[Data records]
- - - - - - -

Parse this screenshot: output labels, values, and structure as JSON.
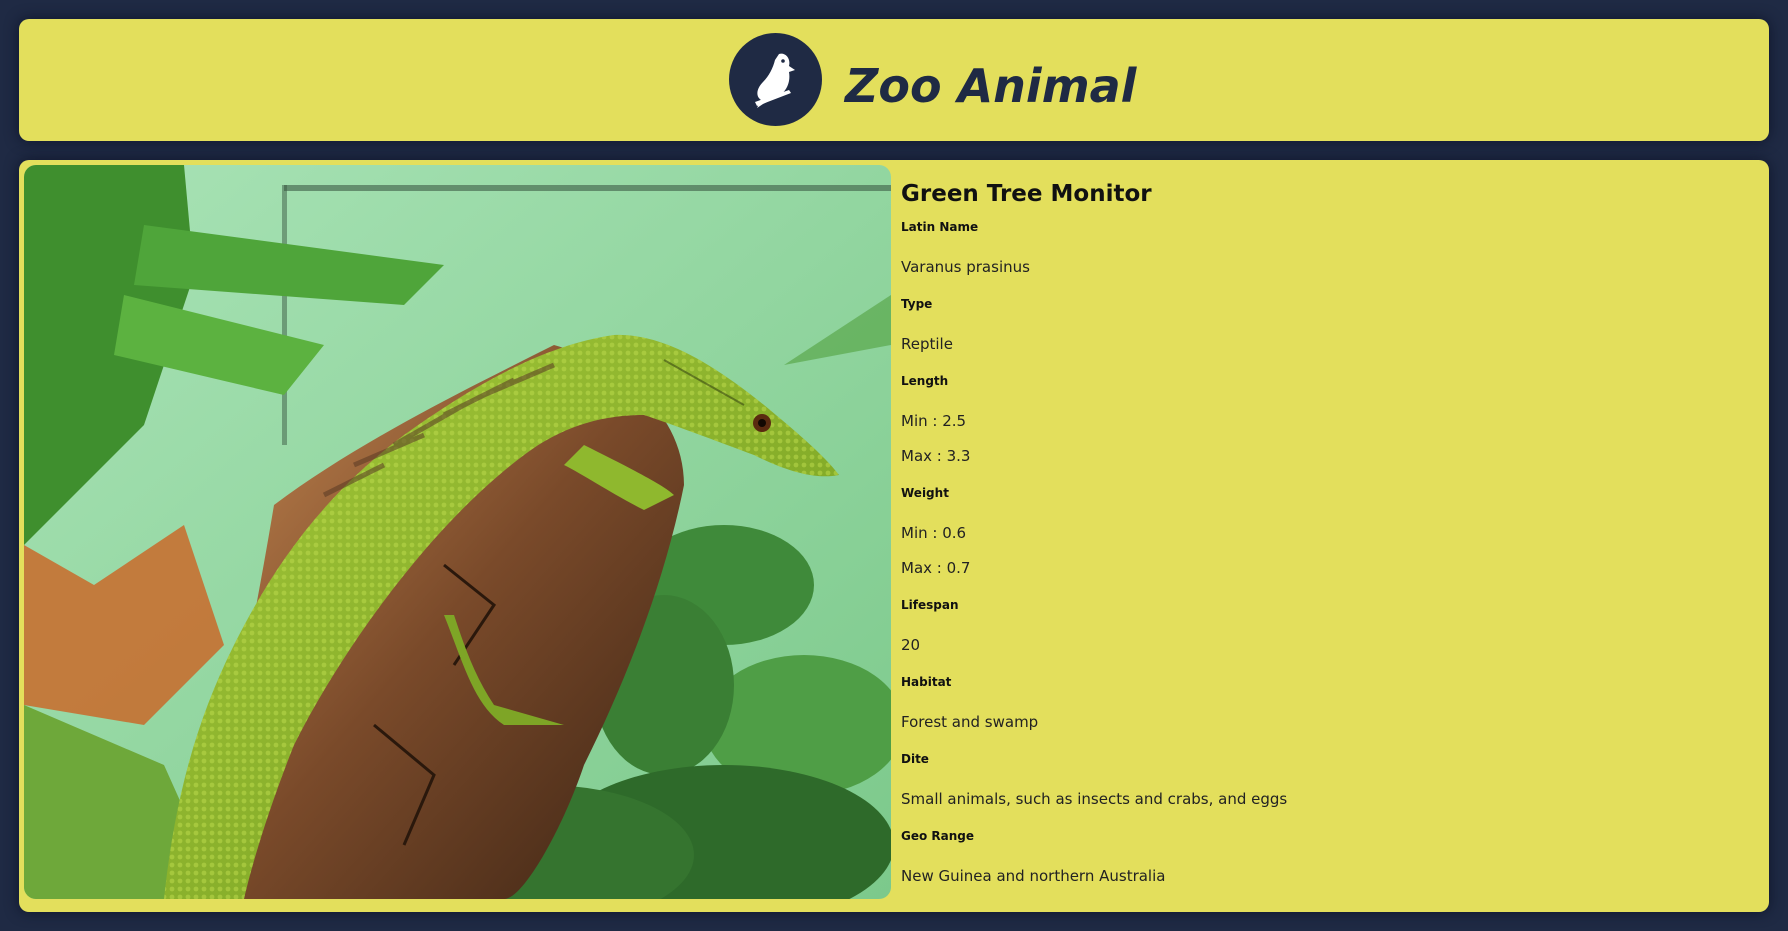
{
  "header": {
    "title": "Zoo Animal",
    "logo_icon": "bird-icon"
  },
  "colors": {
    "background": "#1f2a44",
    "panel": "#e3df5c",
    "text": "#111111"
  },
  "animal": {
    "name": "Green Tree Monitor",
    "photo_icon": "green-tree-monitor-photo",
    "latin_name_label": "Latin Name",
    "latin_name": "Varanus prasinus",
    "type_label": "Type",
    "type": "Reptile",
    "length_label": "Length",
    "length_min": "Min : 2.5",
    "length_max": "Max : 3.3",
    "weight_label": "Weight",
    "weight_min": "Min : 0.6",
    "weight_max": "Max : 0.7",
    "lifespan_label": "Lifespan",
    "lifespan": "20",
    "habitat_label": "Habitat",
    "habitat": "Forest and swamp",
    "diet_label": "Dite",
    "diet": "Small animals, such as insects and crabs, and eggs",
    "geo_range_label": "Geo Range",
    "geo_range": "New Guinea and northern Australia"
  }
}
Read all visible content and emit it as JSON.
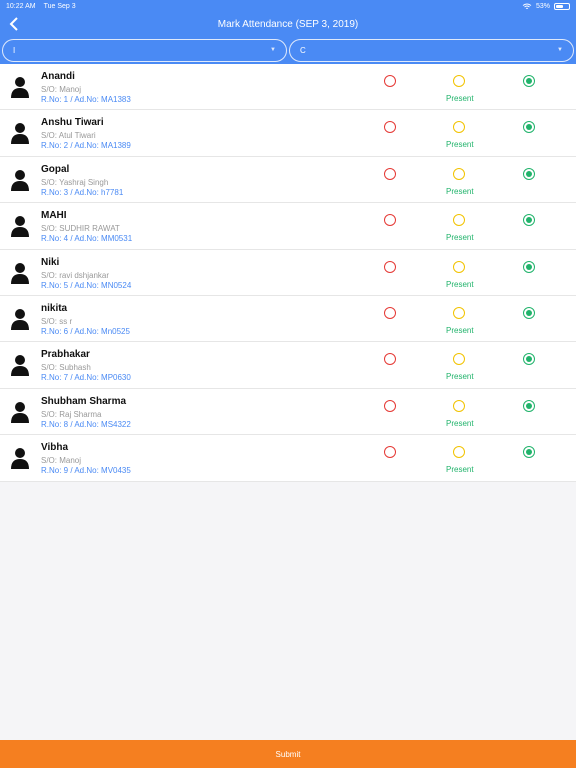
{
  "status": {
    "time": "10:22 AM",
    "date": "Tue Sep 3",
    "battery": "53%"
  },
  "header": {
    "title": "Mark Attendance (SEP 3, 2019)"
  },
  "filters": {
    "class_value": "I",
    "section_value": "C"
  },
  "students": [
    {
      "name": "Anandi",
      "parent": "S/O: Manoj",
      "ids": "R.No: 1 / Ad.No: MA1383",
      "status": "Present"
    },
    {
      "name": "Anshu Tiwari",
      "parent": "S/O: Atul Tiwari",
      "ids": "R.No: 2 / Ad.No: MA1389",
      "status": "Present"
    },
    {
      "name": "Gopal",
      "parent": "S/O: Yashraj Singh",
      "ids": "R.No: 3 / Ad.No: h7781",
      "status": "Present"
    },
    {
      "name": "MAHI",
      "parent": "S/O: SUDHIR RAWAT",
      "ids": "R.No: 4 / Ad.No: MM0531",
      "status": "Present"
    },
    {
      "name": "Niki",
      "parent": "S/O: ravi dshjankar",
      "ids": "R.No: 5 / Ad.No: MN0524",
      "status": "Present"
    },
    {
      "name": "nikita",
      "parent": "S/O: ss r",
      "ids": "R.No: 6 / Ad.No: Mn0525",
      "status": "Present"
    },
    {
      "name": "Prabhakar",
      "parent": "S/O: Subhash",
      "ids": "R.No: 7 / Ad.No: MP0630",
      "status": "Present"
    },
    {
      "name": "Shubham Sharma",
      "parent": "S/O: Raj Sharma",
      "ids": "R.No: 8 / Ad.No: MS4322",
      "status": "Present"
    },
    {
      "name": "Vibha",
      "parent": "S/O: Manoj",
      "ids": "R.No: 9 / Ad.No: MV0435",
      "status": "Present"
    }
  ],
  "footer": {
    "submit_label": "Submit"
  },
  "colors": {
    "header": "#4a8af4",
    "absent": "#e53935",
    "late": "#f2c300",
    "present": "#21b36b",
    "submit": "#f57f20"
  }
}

- - - - - - -

_Exercise prompt_.
Retype the records exactly. Any image in them should not appear in what you write.

_Response to this exercise_.
Parse this screenshot: output labels, values, and structure as JSON.
{
  "header": {
    "title": "Zoo Animal",
    "logo_icon": "bird-icon"
  },
  "colors": {
    "background": "#1f2a44",
    "panel": "#e3df5c",
    "text": "#111111"
  },
  "animal": {
    "name": "Green Tree Monitor",
    "photo_icon": "green-tree-monitor-photo",
    "latin_name_label": "Latin Name",
    "latin_name": "Varanus prasinus",
    "type_label": "Type",
    "type": "Reptile",
    "length_label": "Length",
    "length_min": "Min : 2.5",
    "length_max": "Max : 3.3",
    "weight_label": "Weight",
    "weight_min": "Min : 0.6",
    "weight_max": "Max : 0.7",
    "lifespan_label": "Lifespan",
    "lifespan": "20",
    "habitat_label": "Habitat",
    "habitat": "Forest and swamp",
    "diet_label": "Dite",
    "diet": "Small animals, such as insects and crabs, and eggs",
    "geo_range_label": "Geo Range",
    "geo_range": "New Guinea and northern Australia"
  }
}
Read all visible content and emit it as JSON.
{
  "status": {
    "time": "10:22 AM",
    "date": "Tue Sep 3",
    "battery": "53%"
  },
  "header": {
    "title": "Mark Attendance (SEP 3, 2019)"
  },
  "filters": {
    "class_value": "I",
    "section_value": "C"
  },
  "students": [
    {
      "name": "Anandi",
      "parent": "S/O: Manoj",
      "ids": "R.No: 1 / Ad.No: MA1383",
      "status": "Present"
    },
    {
      "name": "Anshu Tiwari",
      "parent": "S/O: Atul Tiwari",
      "ids": "R.No: 2 / Ad.No: MA1389",
      "status": "Present"
    },
    {
      "name": "Gopal",
      "parent": "S/O: Yashraj Singh",
      "ids": "R.No: 3 / Ad.No: h7781",
      "status": "Present"
    },
    {
      "name": "MAHI",
      "parent": "S/O: SUDHIR RAWAT",
      "ids": "R.No: 4 / Ad.No: MM0531",
      "status": "Present"
    },
    {
      "name": "Niki",
      "parent": "S/O: ravi dshjankar",
      "ids": "R.No: 5 / Ad.No: MN0524",
      "status": "Present"
    },
    {
      "name": "nikita",
      "parent": "S/O: ss r",
      "ids": "R.No: 6 / Ad.No: Mn0525",
      "status": "Present"
    },
    {
      "name": "Prabhakar",
      "parent": "S/O: Subhash",
      "ids": "R.No: 7 / Ad.No: MP0630",
      "status": "Present"
    },
    {
      "name": "Shubham Sharma",
      "parent": "S/O: Raj Sharma",
      "ids": "R.No: 8 / Ad.No: MS4322",
      "status": "Present"
    },
    {
      "name": "Vibha",
      "parent": "S/O: Manoj",
      "ids": "R.No: 9 / Ad.No: MV0435",
      "status": "Present"
    }
  ],
  "footer": {
    "submit_label": "Submit"
  },
  "colors": {
    "header": "#4a8af4",
    "absent": "#e53935",
    "late": "#f2c300",
    "present": "#21b36b",
    "submit": "#f57f20"
  }
}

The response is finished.